Word for word, repeat the entries, minus the pictures.

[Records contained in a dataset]

####################

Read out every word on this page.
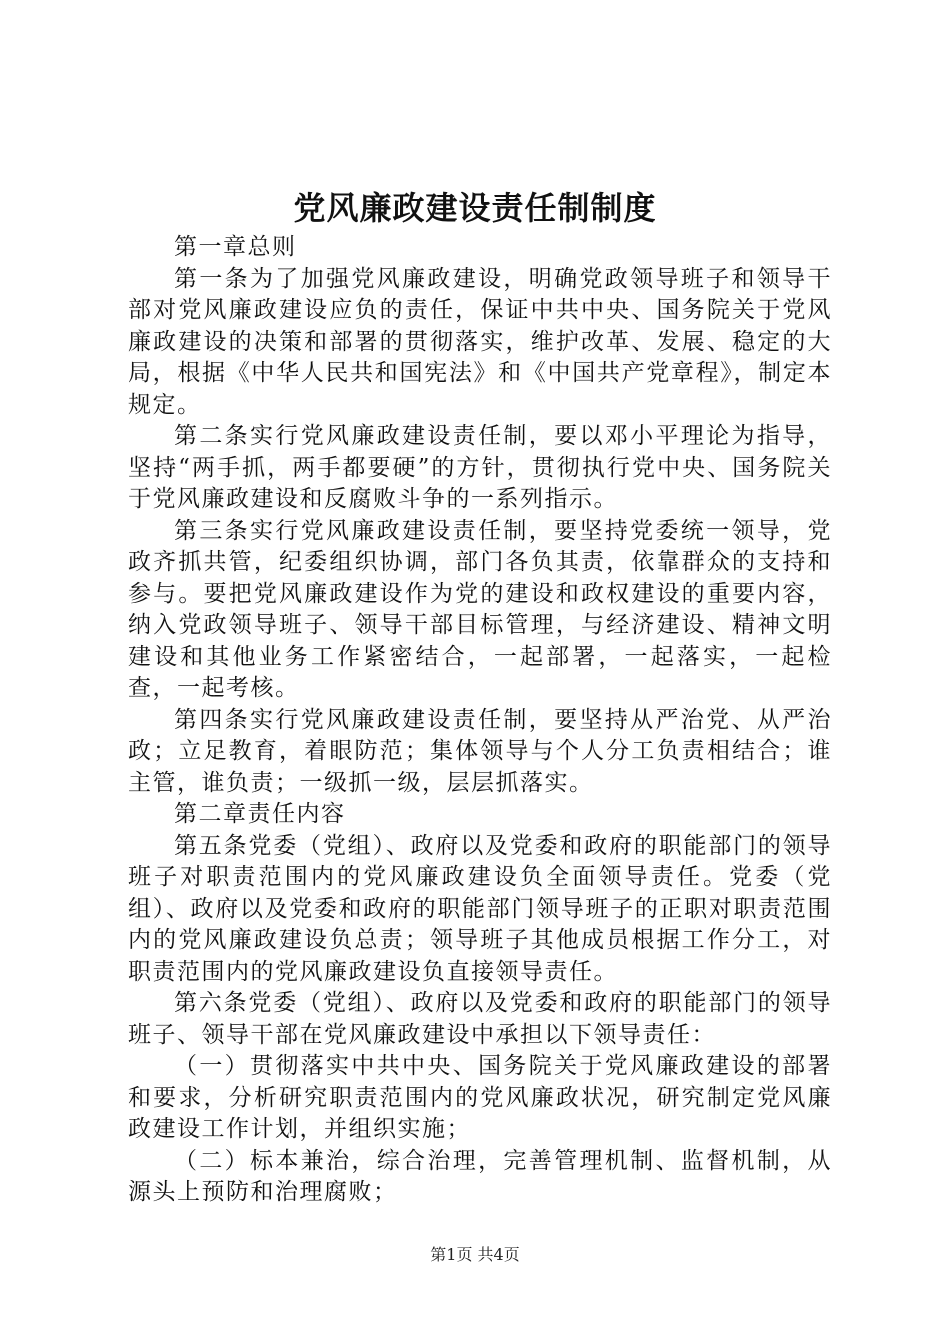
党风廉政建设责任制制度

第一章总则

第一条为了加强党风廉政建设，明确党政领导班子和领导干部对党风廉政建设应负的责任，保证中共中央、国务院关于党风廉政建设的决策和部署的贯彻落实，维护改革、发展、稳定的大局，根据《中华人民共和国宪法》和《中国共产党章程》，制定本规定。

第二条实行党风廉政建设责任制，要以邓小平理论为指导，坚持“两手抓，两手都要硬”的方针，贯彻执行党中央、国务院关于党风廉政建设和反腐败斗争的一系列指示。

第三条实行党风廉政建设责任制，要坚持党委统一领导，党政齐抓共管，纪委组织协调，部门各负其责，依靠群众的支持和参与。要把党风廉政建设作为党的建设和政权建设的重要内容，纳入党政领导班子、领导干部目标管理，与经济建设、精神文明建设和其他业务工作紧密结合，一起部署，一起落实，一起检查，一起考核。

第四条实行党风廉政建设责任制，要坚持从严治党、从严治政；立足教育，着眼防范；集体领导与个人分工负责相结合；谁主管，谁负责；一级抓一级，层层抓落实。

第二章责任内容

第五条党委（党组）、政府以及党委和政府的职能部门的领导班子对职责范围内的党风廉政建设负全面领导责任。党委（党组）、政府以及党委和政府的职能部门领导班子的正职对职责范围内的党风廉政建设负总责；领导班子其他成员根据工作分工，对职责范围内的党风廉政建设负直接领导责任。

第六条党委（党组）、政府以及党委和政府的职能部门的领导班子、领导干部在党风廉政建设中承担以下领导责任：

（一）贯彻落实中共中央、国务院关于党风廉政建设的部署和要求，分析研究职责范围内的党风廉政状况，研究制定党风廉政建设工作计划，并组织实施；

（二）标本兼治，综合治理，完善管理机制、监督机制，从源头上预防和治理腐败；

第1页 共4页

####################

EXERCISE ANSWER:
Read out every word on this page.
党风廉政建设责任制制度

第一章总则

第一条为了加强党风廉政建设，明确党政领导班子和领导干部对党风廉政建设应负的责任，保证中共中央、国务院关于党风廉政建设的决策和部署的贯彻落实，维护改革、发展、稳定的大局，根据《中华人民共和国宪法》和《中国共产党章程》，制定本规定。

第二条实行党风廉政建设责任制，要以邓小平理论为指导，坚持“两手抓，两手都要硬”的方针，贯彻执行党中央、国务院关于党风廉政建设和反腐败斗争的一系列指示。

第三条实行党风廉政建设责任制，要坚持党委统一领导，党政齐抓共管，纪委组织协调，部门各负其责，依靠群众的支持和参与。要把党风廉政建设作为党的建设和政权建设的重要内容，纳入党政领导班子、领导干部目标管理，与经济建设、精神文明建设和其他业务工作紧密结合，一起部署，一起落实，一起检查，一起考核。

第四条实行党风廉政建设责任制，要坚持从严治党、从严治政；立足教育，着眼防范；集体领导与个人分工负责相结合；谁主管，谁负责；一级抓一级，层层抓落实。

第二章责任内容

第五条党委（党组）、政府以及党委和政府的职能部门的领导班子对职责范围内的党风廉政建设负全面领导责任。党委（党组）、政府以及党委和政府的职能部门领导班子的正职对职责范围内的党风廉政建设负总责；领导班子其他成员根据工作分工，对职责范围内的党风廉政建设负直接领导责任。

第六条党委（党组）、政府以及党委和政府的职能部门的领导班子、领导干部在党风廉政建设中承担以下领导责任：

（一）贯彻落实中共中央、国务院关于党风廉政建设的部署和要求，分析研究职责范围内的党风廉政状况，研究制定党风廉政建设工作计划，并组织实施；

（二）标本兼治，综合治理，完善管理机制、监督机制，从源头上预防和治理腐败；

第1页 共4页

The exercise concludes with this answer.